● Given problem:
Where the string "from" occurs in the material below, report the whole line.

● Material shown:
§ §

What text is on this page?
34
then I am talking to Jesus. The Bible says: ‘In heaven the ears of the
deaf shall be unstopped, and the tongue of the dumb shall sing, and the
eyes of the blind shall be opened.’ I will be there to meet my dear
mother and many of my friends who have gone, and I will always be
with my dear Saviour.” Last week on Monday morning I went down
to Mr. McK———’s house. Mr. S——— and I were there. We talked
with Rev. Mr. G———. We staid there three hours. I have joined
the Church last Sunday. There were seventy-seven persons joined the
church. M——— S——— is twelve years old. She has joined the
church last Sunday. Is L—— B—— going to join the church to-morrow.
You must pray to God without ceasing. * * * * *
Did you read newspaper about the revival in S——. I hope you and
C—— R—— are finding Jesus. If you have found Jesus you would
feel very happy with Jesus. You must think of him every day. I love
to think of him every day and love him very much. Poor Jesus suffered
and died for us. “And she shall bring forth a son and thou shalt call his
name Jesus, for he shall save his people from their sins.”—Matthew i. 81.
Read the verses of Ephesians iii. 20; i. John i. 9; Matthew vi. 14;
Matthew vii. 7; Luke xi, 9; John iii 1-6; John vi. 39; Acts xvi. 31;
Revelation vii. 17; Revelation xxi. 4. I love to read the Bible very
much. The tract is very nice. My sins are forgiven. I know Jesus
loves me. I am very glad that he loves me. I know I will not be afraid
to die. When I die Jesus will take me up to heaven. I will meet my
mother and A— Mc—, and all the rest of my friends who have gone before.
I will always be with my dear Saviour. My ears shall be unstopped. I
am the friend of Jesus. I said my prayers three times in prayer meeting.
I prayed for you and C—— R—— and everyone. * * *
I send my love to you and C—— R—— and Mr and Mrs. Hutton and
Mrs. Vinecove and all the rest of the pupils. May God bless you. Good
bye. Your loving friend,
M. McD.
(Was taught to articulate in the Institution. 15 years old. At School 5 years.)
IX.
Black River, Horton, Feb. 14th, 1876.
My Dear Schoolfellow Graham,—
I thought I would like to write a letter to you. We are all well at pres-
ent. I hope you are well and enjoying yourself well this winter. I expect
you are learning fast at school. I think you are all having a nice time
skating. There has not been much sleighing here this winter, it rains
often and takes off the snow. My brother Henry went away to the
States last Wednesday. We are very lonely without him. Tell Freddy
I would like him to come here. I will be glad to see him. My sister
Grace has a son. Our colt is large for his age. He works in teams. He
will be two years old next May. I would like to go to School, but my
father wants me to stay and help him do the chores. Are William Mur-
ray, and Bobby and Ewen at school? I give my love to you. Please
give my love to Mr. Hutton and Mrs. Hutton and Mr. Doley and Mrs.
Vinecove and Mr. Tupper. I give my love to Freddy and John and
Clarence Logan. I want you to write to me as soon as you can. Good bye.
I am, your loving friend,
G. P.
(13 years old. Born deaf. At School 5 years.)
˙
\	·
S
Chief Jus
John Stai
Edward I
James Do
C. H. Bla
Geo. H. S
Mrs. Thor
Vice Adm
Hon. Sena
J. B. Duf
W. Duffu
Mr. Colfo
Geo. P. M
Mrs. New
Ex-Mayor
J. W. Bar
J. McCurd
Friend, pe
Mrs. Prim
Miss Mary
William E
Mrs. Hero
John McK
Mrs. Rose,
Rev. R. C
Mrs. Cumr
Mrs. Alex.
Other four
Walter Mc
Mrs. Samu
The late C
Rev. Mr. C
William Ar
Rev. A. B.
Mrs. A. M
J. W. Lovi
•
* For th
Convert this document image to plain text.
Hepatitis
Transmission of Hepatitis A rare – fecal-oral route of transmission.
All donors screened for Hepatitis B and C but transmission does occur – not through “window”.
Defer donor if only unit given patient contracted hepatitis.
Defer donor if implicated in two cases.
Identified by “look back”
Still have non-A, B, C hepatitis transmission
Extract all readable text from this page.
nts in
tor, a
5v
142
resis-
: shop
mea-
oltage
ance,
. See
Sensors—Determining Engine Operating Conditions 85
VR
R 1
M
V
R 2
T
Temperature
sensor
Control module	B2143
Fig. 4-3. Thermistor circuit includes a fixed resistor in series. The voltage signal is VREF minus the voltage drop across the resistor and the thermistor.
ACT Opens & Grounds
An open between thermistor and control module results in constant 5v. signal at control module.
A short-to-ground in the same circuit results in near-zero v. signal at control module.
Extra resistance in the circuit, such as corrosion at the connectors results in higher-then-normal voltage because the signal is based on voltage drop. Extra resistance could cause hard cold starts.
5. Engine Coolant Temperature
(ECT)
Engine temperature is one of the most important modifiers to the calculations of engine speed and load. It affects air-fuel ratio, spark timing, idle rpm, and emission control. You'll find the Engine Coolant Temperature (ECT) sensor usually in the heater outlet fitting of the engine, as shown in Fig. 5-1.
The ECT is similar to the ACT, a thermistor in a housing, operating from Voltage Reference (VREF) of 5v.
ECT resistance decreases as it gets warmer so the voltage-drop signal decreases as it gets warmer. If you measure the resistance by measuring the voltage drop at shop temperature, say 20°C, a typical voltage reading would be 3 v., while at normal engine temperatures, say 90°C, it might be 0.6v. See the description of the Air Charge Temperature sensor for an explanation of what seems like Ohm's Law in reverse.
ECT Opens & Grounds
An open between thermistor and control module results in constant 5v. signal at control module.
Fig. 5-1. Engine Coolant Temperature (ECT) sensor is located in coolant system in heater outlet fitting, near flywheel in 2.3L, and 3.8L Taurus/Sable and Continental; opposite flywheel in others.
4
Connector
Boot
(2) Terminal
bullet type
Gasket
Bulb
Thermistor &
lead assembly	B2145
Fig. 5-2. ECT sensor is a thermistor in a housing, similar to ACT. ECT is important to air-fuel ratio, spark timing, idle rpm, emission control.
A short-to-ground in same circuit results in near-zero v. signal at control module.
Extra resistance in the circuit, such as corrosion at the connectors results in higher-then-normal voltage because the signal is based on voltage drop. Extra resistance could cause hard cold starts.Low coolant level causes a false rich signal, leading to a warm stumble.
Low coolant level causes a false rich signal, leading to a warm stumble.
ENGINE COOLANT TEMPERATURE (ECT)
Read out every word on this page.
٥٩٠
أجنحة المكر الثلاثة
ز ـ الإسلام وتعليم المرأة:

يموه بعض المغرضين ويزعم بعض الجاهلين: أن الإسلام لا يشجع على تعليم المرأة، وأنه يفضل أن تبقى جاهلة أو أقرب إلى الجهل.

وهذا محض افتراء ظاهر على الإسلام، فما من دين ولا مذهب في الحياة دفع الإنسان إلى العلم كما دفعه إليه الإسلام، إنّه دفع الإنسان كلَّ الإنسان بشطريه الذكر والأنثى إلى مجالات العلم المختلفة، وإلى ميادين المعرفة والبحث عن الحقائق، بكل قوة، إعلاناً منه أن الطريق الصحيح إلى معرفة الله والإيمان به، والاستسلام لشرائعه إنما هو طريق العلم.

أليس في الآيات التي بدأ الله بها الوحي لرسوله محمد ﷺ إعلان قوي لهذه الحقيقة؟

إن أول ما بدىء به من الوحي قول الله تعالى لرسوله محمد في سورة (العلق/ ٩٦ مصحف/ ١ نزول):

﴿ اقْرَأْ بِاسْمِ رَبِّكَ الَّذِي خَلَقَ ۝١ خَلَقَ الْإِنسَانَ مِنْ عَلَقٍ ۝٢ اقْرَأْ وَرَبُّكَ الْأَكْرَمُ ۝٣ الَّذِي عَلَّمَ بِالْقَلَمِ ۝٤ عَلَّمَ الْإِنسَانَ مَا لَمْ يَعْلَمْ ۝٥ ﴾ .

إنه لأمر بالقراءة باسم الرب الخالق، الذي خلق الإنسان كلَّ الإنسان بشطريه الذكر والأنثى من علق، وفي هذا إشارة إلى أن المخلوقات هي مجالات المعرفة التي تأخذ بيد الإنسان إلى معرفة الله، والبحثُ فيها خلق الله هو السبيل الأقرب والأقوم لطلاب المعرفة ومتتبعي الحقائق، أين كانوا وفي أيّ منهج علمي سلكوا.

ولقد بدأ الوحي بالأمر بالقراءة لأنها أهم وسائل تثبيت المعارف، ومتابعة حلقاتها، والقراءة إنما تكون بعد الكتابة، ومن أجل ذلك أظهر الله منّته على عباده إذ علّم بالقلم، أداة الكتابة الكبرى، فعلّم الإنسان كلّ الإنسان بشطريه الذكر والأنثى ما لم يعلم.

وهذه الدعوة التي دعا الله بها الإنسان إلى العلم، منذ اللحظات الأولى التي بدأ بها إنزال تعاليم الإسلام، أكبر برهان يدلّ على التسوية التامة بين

§ §

● Task answer:
name Jesus, for he shall save his people from their sins.”—Matthew i. 81.
Extract all readable text from this page.
The ECT is similar to the ACT, a thermistor in a housing, operating from Voltage Reference (VREF) of 5v.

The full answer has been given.